***** PROVIDED DATA *****

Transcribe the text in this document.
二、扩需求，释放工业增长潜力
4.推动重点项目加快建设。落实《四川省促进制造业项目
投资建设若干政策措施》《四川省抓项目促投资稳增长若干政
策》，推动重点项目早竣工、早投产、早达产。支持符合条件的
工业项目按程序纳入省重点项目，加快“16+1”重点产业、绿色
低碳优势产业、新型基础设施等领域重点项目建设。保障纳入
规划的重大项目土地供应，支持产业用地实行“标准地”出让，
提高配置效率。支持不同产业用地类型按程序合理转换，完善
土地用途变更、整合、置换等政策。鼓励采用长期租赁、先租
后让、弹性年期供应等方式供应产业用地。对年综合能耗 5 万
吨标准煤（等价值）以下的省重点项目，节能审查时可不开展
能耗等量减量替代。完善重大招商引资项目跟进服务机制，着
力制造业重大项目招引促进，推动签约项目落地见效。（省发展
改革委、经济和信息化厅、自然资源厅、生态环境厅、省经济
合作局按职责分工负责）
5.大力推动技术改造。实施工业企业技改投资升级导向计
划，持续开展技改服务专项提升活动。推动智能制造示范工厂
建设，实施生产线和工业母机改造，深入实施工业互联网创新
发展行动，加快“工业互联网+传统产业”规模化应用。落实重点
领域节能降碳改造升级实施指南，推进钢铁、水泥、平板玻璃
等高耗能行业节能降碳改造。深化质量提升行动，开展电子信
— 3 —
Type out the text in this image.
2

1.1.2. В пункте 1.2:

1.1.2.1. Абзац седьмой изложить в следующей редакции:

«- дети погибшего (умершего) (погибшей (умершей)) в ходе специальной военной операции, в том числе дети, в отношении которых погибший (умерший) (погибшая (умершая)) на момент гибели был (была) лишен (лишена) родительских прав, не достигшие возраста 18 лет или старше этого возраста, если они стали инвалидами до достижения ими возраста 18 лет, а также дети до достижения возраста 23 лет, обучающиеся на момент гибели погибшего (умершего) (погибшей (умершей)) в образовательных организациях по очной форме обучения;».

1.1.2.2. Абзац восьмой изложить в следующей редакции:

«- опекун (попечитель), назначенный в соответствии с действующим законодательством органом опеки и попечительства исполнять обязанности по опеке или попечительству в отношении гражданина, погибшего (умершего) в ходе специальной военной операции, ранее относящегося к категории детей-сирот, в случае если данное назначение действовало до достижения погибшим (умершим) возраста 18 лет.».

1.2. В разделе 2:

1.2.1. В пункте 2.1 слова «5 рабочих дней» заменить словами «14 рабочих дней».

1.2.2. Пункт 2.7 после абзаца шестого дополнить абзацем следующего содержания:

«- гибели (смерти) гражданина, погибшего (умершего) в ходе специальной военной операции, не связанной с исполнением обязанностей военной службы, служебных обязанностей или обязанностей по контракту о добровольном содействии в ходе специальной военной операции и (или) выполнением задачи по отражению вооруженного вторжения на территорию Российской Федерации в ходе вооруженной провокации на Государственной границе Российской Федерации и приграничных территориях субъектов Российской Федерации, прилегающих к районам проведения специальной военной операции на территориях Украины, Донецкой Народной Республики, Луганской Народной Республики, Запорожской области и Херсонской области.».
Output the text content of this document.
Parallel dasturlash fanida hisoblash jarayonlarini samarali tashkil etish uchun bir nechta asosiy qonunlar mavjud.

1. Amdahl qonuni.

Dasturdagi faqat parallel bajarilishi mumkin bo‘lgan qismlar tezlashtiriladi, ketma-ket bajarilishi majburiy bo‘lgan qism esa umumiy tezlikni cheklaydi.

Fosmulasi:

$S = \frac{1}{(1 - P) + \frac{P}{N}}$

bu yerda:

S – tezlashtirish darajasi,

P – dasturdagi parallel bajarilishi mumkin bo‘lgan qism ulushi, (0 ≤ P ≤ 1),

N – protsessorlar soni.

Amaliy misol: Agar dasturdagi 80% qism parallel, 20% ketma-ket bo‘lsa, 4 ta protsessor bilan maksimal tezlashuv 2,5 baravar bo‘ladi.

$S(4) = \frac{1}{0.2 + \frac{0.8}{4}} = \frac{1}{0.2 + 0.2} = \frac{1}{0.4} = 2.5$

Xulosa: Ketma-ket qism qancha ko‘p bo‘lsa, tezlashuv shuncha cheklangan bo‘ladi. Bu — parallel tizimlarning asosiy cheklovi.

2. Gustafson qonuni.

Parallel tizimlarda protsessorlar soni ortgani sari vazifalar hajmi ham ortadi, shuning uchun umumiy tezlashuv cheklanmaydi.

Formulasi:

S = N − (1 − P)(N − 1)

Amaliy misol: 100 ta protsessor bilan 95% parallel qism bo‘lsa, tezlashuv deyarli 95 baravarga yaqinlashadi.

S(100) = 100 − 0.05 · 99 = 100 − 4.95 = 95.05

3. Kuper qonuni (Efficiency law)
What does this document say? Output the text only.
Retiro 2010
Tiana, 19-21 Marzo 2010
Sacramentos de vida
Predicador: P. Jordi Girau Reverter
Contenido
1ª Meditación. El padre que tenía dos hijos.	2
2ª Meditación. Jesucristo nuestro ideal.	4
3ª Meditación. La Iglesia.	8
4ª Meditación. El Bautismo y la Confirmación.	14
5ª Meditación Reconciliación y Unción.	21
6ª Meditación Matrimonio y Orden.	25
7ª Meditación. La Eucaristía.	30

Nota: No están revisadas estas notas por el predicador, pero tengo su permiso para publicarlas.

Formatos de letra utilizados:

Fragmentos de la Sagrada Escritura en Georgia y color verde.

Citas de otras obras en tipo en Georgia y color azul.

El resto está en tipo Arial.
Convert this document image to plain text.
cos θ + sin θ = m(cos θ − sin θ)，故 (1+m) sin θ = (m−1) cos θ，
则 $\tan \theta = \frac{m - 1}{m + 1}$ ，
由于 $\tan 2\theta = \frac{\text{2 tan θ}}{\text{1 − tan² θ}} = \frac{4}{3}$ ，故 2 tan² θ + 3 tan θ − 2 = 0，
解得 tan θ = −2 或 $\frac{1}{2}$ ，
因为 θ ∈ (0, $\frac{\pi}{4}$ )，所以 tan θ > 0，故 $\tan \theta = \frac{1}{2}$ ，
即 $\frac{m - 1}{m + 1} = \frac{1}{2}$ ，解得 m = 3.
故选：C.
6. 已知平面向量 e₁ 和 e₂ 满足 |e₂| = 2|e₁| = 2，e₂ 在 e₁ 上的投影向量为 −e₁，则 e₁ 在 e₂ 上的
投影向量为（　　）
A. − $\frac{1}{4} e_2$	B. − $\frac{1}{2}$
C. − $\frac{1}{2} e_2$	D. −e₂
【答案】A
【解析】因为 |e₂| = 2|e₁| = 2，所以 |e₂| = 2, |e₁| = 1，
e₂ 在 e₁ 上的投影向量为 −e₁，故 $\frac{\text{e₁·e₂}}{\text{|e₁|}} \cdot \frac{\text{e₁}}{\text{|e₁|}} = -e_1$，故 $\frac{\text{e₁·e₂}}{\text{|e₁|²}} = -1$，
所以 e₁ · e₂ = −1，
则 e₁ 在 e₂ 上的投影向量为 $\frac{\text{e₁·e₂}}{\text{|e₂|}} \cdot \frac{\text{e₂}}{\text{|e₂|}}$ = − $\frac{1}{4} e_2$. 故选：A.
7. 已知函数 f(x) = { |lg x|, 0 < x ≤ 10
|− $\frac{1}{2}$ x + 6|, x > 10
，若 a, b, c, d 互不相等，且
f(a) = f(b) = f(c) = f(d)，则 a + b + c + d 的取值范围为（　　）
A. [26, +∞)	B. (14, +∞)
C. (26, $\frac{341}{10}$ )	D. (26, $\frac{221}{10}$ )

*****

GOAL: Find every line in the records above that holds the word "text", and copy each one.

FINAL RESULT:
Transcribe the text in this document.
Type out the text in this image.
Output the text content of this document.
What does this document say? Output the text only.
Convert this document image to plain text.
由于 $\tan 2\theta = \frac{\text{2 tan θ}}{\text{1 − tan² θ}} = \frac{4}{3}$ ，故 2 tan² θ + 3 tan θ − 2 = 0，
e₂ 在 e₁ 上的投影向量为 −e₁，故 $\frac{\text{e₁·e₂}}{\text{|e₁|}} \cdot \frac{\text{e₁}}{\text{|e₁|}} = -e_1$，故 $\frac{\text{e₁·e₂}}{\text{|e₁|²}} = -1$，
则 e₁ 在 e₂ 上的投影向量为 $\frac{\text{e₁·e₂}}{\text{|e₂|}} \cdot \frac{\text{e₂}}{\text{|e₂|}}$ = − $\frac{1}{4} e_2$. 故选：A.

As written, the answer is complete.